So, the main three challenges in sarcasm detection can be attributed to understanding the context, as sarcasm has both positive and negative words. Second, dealing with multiple content types, hashtags, emoticons, exclamation marks, question marks, slang, abbreviations etc. Third, overcoming the limitation of word-based techniques as the context of the sentences play a vital role, and thus word-embedding does not cater to all diverse content types. The third challenge of diversity in the context and content of sarcastic textual data is a significant concern. Each technique has a unique way of understanding and learning the context, so multiple techniques must be applied and assembled into a single framework to handle the diversity. Various models should be selected based on covering short, long, and out-of-context textual data.

1.2. Major Contribution

Researchers have attempted to resolve these problems using content- or context-based features. The resolution of the above challenges is required to improve the detection of sarcasm over social media platforms. To resolve these multiple issues, a hybrid approach should be proposed. Each previous research utilizes word-based or sentence-based content or context techniques. Their limitations can be overcome if we employ multiple sentence-based techniques and resolve the issues using a self-learning autoencoder. This thought has inspired the authors of this paper to propose a hybrid approach. Employing multiple branches of BERT with their independent parameters will not help much. The BERT is a good technique where the sentences are a bit longer and have some co-relation concerning the sentences before and after. On tweets data, only BERT will not make a significant improvement as tweets are short and many times correlation between tweets does not exist.

WHAT YOU WILL DO
• A. Retype the portion of the sarcasm detection passage between "So, the main" and "out-of-context textual data.", inclusive.
• B. According to the sarcasm detection passage, why will BERT alone not make a significant improvement on tweets data?
The lines that follow have no connection to the sarcasm detection passage.

DATASET EXCERPT
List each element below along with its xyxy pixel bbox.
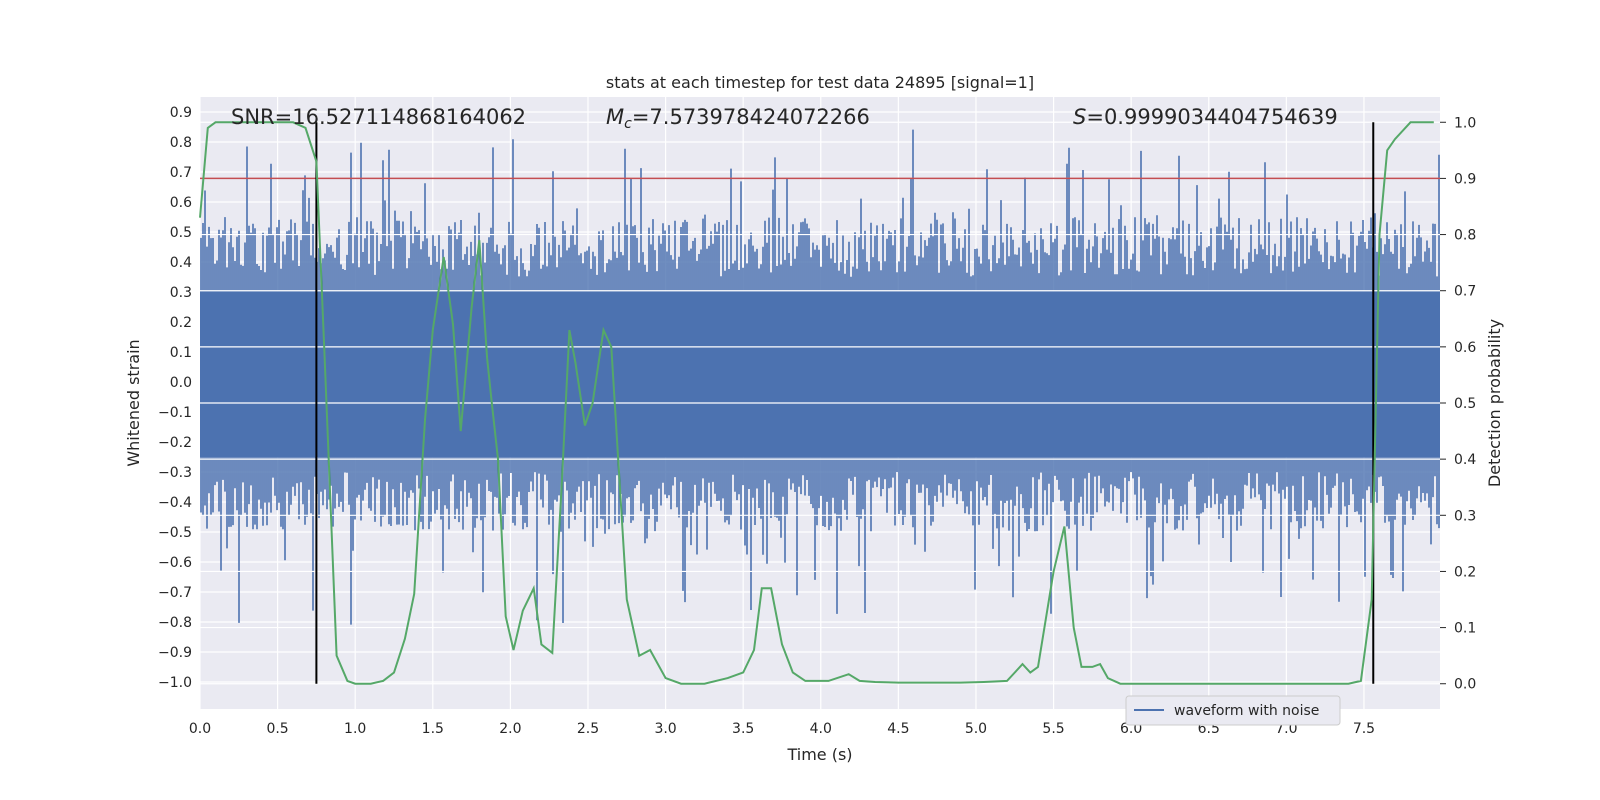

ANSWERS TO THE TASKS
• A.
So, the main three challenges in sarcasm detection can be attributed to understanding the context, as sarcasm has both positive and negative words. Second, dealing with multiple content types, hashtags, emoticons, exclamation marks, question marks, slang, abbreviations etc. Third, overcoming the limitation of word-based techniques as the context of the sentences play a vital role, and thus word-embedding does not cater to all diverse content types. The third challenge of diversity in the context and content of sarcastic textual data is a significant concern. Each technique has a unique way of understanding and learning the context, so multiple techniques must be applied and assembled into a single framework to handle the diversity. Various models should be selected based on covering short, long, and out-of-context textual data.

• B. Tweets are short, and many times correlation between tweets does not exist.